**REQUESTS**
1 – In the cave-diving account, which gas does the profile from Tom's computer show the switch to?
2 – Carry on the cave-diving account from its last sentence.

**PASSAGE TO READ**
>>>

We were here to learn build up experience on these kind of trips and the immediate result was that we turned to the Cave to be filling station to refill our tanks. Since it was close to the caves we wanted to explore that day and we didn’t want to use our own filling equipment anymore, it was a smart choice. We got there as soon as possible that morning, but because of the distance (and a little GPS reading mistake from Tom that added half an hour) it took us quit some time to arrive. Another lesson: zoom in to the GPS map if you are in doubt of which road to take…
Dive 3: Cabouy
It only took about 25min from the filling station to get to the Cabouy cave. The road there was relatively tricky with the big van we are driving. Luckely we didn’t encounter a few other cars coming from the other direction, the narrow steap roads in between rocky walls made it challenging to pass by.
The reward was pretty amazing… In the middle of nature and in a valley in between the mountains, there appeared a little pond. The parking was small and pretty full because the location also serves as a starting point for hiking.
The dive itself was very impressive. We obviously gained some confidence from diving the day before in the other caves, but logically followed all safety checks again before going under. Although it was a bit difficult to find the entry at the beginning we had a good pace. We descended pretty quickly to about 30m. From there onward we ascended again to about 12m. After turning back we had to descend to the 30m point of course to make our way back out. We have returned at the 450m point of the cave, perfectly as planned in terms of our air supply.
The rock formations felt very similar than the Ressel dive. The visibility was good and we were even followed by an eel. We met halfway the cave and it swam with us and it even joined us during our decompression stop.
Because of the longer an deeper dive we had a decompression stop. The profile below is from Tom’s computer, showing the gas switch to EAN30. A longer deco stop to wait until all computers were clear of course gave some room for fooling around with the camera’s, which will show in the video footage of day 2 that you can find below.
Dive 4: Emergence du Ressel
In between dives, we went to the filling station again. We decided to do the (late) afternoon dive in the Ressel again. Now that we were familiar with the cave again, it would be more relaxing and we could enjoy the cave and it’s beauty even more.
Another plan was for the team to go to the 4th drop off, that goes to around 40 meters. We just had a touch and go at that depth, but must admit it was difficult to immediately turn back since it was magnificent down there. As you can see in the dive profile however, we did the dive according to plan and immediately returned.

<<<

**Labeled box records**
>>>

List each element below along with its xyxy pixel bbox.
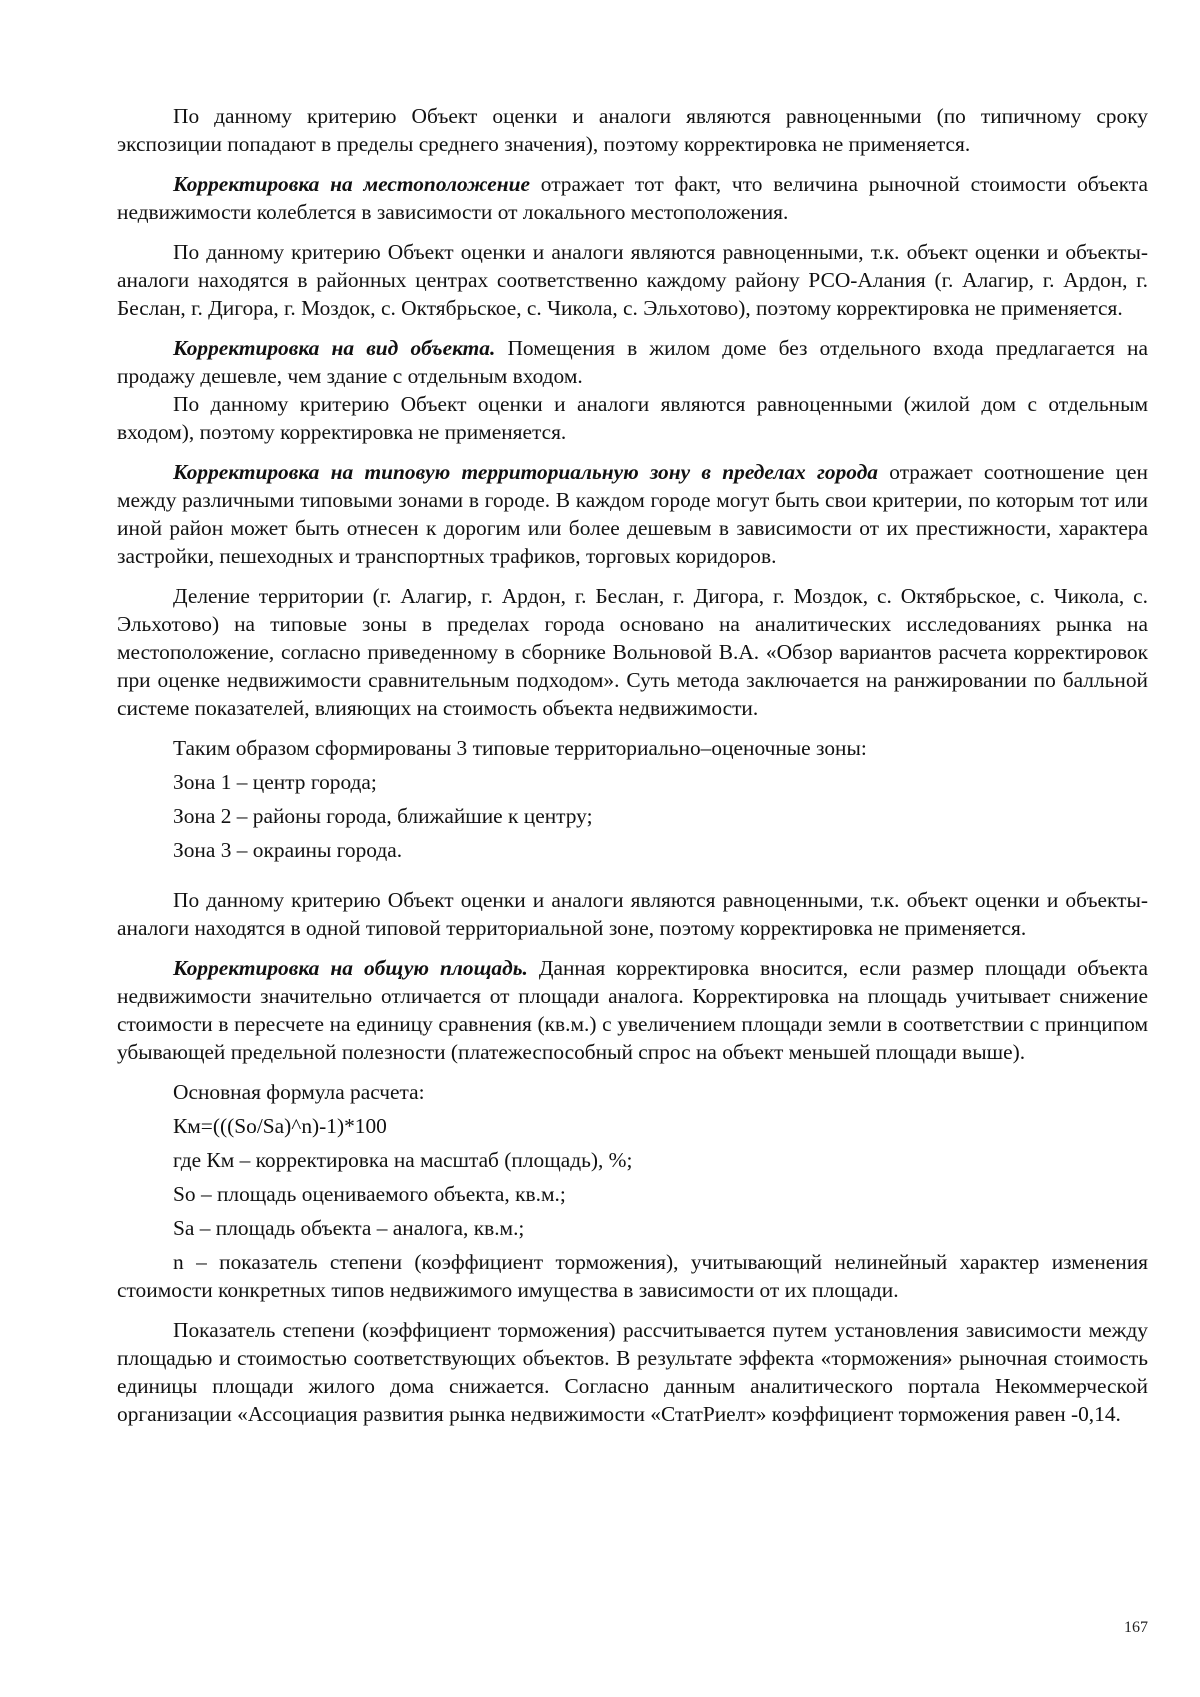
paragraph-exposure-conclusion: По данному критерию Объект оценки и аналоги являются равноценными (по типичному сроку экспозиции попадают в пределы среднего значения), поэтому корректировка не применяется.	[117, 104, 1148, 156]
heading-location-adjustment: Корректировка на местоположение	[173, 172, 530, 196]
formula-intro: Основная формула расчета:	[173, 1080, 425, 1104]
paragraph-object-type-adjustment	[117, 334, 1148, 390]
paragraph-location-adjustment	[117, 170, 1148, 226]
paragraph-location-text: отражает тот факт, что величина рыночной стоимости объекта недвижимости колеблется в зависимости от локального местоположения.	[117, 172, 1148, 224]
zone-1-item: Зона 1 – центр города;	[173, 770, 377, 794]
paragraph-zone-division: Деление территории (г. Алагир, г. Ардон, г. Беслан, г. Дигора, г. Моздок, с. Октябрьское, с. Чикола, с. Эльхотово) на типовые зоны в пределах города основано на аналитических исследованиях рынка на местоположение, согласно приведенному в сборнике Вольновой В.А. «Обзор вариантов расчета корректировок при оценке недвижимости сравнительным подходом». Суть метода заключается на ранжировании по балльной системе показателей, влияющих на стоимость объекта недвижимости.	[117, 584, 1148, 720]
definition-km: где Км – корректировка на масштаб (площадь), %;	[173, 1148, 633, 1172]
zone-3-item: Зона 3 – окраины города.	[173, 838, 403, 862]
page-number: 167	[1124, 1619, 1148, 1636]
definition-so: So – площадь оцениваемого объекта, кв.м.;	[173, 1182, 566, 1206]
paragraph-object-type-text: Помещения в жилом доме без отдельного входа предлагается на продажу дешевле, чем здание с отдельным входом.	[117, 336, 1148, 388]
heading-zone-adjustment: Корректировка на типовую территориальную зону в пределах города	[173, 460, 879, 484]
definition-n: n – показатель степени (коэффициент торможения), учитывающий нелинейный характер изменения стоимости конкретных типов недвижимого имущества в зависимости от их площади.	[117, 1250, 1148, 1302]
definition-sa: Sa – площадь объекта – аналога, кв.м.;	[173, 1216, 525, 1240]
zones-intro: Таким образом сформированы 3 типовые территориально–оценочные зоны:	[173, 736, 867, 760]
paragraph-area-adjustment	[117, 954, 1148, 1066]
paragraph-location-conclusion: По данному критерию Объект оценки и аналоги являются равноценными, т.к. объект оценки и объекты-аналоги находятся в районных центрах соответственно каждому району РСО-Алания (г. Алагир, г. Ардон, г. Беслан, г. Дигора, г. Моздок, с. Октябрьское, с. Чикола, с. Эльхотово), поэтому корректировка не применяется.	[117, 240, 1148, 320]
paragraph-zone-text: отражает соотношение цен между различными типовыми зонами в городе. В каждом городе могут быть свои критерии, по которым тот или иной район может быть отнесен к дорогим или более дешевым в зависимости от их престижности, характера застройки, пешеходных и транспортных трафиков, торговых коридоров.	[117, 460, 1149, 568]
heading-object-type-adjustment: Корректировка на вид объекта.	[173, 336, 496, 360]
paragraph-braking-coefficient: Показатель степени (коэффициент торможения) рассчитывается путем установления зависимости между площадью и стоимостью соответствующих объектов. В результате эффекта «торможения» рыночная стоимость единицы площади жилого дома снижается. Согласно данным аналитического портала Некоммерческой организации «Ассоциация развития рынка недвижимости «СтатРиелт» коэффициент торможения равен -0,14.	[117, 1318, 1148, 1426]
paragraph-object-type-conclusion: По данному критерию Объект оценки и аналоги являются равноценными (жилой дом с отдельным входом), поэтому корректировка не применяется.	[117, 392, 1148, 444]
heading-area-adjustment: Корректировка на общую площадь.	[173, 956, 528, 980]
formula: Км=(((So/Sa)^n)-1)*100	[173, 1114, 387, 1138]
paragraph-area-text: Данная корректировка вносится, если размер площади объекта недвижимости значительно отличается от площади аналога. Корректировка на площадь учитывает снижение стоимости в пересчете на единицу сравнения (кв.м.) с увеличением площади земли в соответствии с принципом убывающей предельной полезности (платежеспособный спрос на объект меньшей площади выше).	[117, 956, 1148, 1064]
paragraph-zone-conclusion: По данному критерию Объект оценки и аналоги являются равноценными, т.к. объект оценки и объекты-аналоги находятся в одной типовой территориальной зоне, поэтому корректировка не применяется.	[117, 888, 1148, 940]
zone-2-item: Зона 2 – районы города, ближайшие к центру;	[173, 804, 593, 828]
paragraph-zone-adjustment	[117, 458, 1148, 570]
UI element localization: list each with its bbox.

<<<

**SOLVED TASKS**
1 – EAN30.

2 –
After the dive we were fortunate enough to spot a little sign, that lead us to a steak place hidden between the trees. We were able to sit outside, had a big steak and some red wine. What else could we need? Perfect end of the day: sitting there relaxing, talking about diving trip memories and life in general.
Our last day in the Lot area. We originally planned to make 2 dives today, but the last days learned us we wouldn’t have time since we also still needed to drive back to Belgium afterwards. So we quickly cleaned up the apartment and drove off to do one dive only. We still had to refill the tanks, so we made a stop at our friends of Cave to be.
Dive 5: Saint Georges
The last location was chosen to be Saint Georges. A little bit of stress hit the team (and especially Tom) since the cave has a pretty narrow entry. The cave takes you straight down to 28m and moves up again, similar to Cabouy the day before.
We didn’t make it a long dive, since we still had to drive about 900km back home afterwards. We had a short team briefing and decided we had a great weekend already and didn’t want to take any risks just because of it being the last dive before heading home.
Even though a few divers left about 15min before us, we had a decent visibility during the whole dive. Even though you can surface again in this cave we decided not to do this and just continue following the main line.
The narrow entry (and exit of course) proved to be challenging, but didn’t gave any trouble getting through as the visibility was good. Just following the line lead us out without any issue. The footage in the video below shows the narrow pass-through.
After the dive, we made some coffee (and sugar waffle of course!) before getting in the van again for the drive home. The whole ride went smoothly, especially since we had Nico in the kitchen… He provided Tom and Karl with some bread, cheese, sausages, spread, …from the back seat that we renamed “kitchen”.
It turned out to be a good idea to have a lot of food available in the van, since we hit Paris in rush hour and got into big traffic jams. Yes, it was Sunday so not a working day but we believe the holiday season and weekend had something to do with it. Karl dropped off Nico first, Tom afterwards. By 3AM on Monday morning, everyone was home safe again.
Some good lessons were learned. Since that was the goal of the trip AND everyone made it back safely, we can consider it a successful tryout! We’ll have some follow up meetings to discuss of course, but some of the conclusions are clear from this article already. Even though these are sometimes very logical, time pressure and underestimation makes you overlook them quit easily.
- Choose accommodation timely and pick a central position.
- Take weather into account for dive planning, especially the heat. Dive in the morning or late afternoon.
- Our compressor solution will work great for 3l bottles of rebreathers, but it suffers when using it to fill up 3 double 12l tanks.
- Watch out for sugar dips, even when it’s hot and you’re not hungry. Force yourself to eat something, cave diving takes a big impact on your body and that body needs to be fueled… Especially when it’s hot outside and cold in the water.
The good news is that most lessons were linked to logistics and weather but not to the dives themselves, where we maintained much more than the regulatory precautions. And that’s much more important since we are less forgiving circumstances under than above water…
DAY 2 COMING SOON!
DAY 3 COMING SOON!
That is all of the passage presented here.